__WORK TO BE COMPLETED__: Edit the records below by putting "sectional view" in place of every occurrence of "cross-sectional view". Leave all other text untouched.

__INFORMATION PROVIDED__:
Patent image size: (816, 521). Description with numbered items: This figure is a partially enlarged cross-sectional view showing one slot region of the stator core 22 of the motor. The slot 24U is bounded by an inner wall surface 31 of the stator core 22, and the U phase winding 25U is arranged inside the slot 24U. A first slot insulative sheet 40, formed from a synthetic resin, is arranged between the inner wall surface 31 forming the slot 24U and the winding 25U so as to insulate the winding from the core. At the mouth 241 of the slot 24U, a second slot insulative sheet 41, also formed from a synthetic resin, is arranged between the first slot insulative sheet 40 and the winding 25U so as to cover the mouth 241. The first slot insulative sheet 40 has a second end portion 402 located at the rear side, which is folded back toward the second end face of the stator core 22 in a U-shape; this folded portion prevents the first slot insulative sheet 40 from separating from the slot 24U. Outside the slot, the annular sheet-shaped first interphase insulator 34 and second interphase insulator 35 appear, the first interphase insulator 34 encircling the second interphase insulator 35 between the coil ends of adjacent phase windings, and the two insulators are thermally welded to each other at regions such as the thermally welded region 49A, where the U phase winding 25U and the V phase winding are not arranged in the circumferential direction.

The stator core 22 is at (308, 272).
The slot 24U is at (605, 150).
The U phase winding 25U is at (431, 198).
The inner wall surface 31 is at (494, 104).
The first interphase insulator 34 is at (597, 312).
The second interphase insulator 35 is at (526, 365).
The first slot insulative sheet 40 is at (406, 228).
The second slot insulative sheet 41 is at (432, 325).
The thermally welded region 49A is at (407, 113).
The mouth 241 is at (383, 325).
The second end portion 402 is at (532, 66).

__WRITTEN SOLUTION__:
Patent image size: (816, 521). Description with numbered items: This figure is a partially enlarged sectional view showing one slot region of the stator core 22 of the motor. The slot 24U is bounded by an inner wall surface 31 of the stator core 22, and the U phase winding 25U is arranged inside the slot 24U. A first slot insulative sheet 40, formed from a synthetic resin, is arranged between the inner wall surface 31 forming the slot 24U and the winding 25U so as to insulate the winding from the core. At the mouth 241 of the slot 24U, a second slot insulative sheet 41, also formed from a synthetic resin, is arranged between the first slot insulative sheet 40 and the winding 25U so as to cover the mouth 241. The first slot insulative sheet 40 has a second end portion 402 located at the rear side, which is folded back toward the second end face of the stator core 22 in a U-shape; this folded portion prevents the first slot insulative sheet 40 from separating from the slot 24U. Outside the slot, the annular sheet-shaped first interphase insulator 34 and second interphase insulator 35 appear, the first interphase insulator 34 encircling the second interphase insulator 35 between the coil ends of adjacent phase windings, and the two insulators are thermally welded to each other at regions such as the thermally welded region 49A, where the U phase winding 25U and the V phase winding are not arranged in the circumferential direction.

The stator core 22 is at (308, 272).
The slot 24U is at (605, 150).
The U phase winding 25U is at (431, 198).
The inner wall surface 31 is at (494, 104).
The first interphase insulator 34 is at (597, 312).
The second interphase insulator 35 is at (526, 365).
The first slot insulative sheet 40 is at (406, 228).
The second slot insulative sheet 41 is at (432, 325).
The thermally welded region 49A is at (407, 113).
The mouth 241 is at (383, 325).
The second end portion 402 is at (532, 66).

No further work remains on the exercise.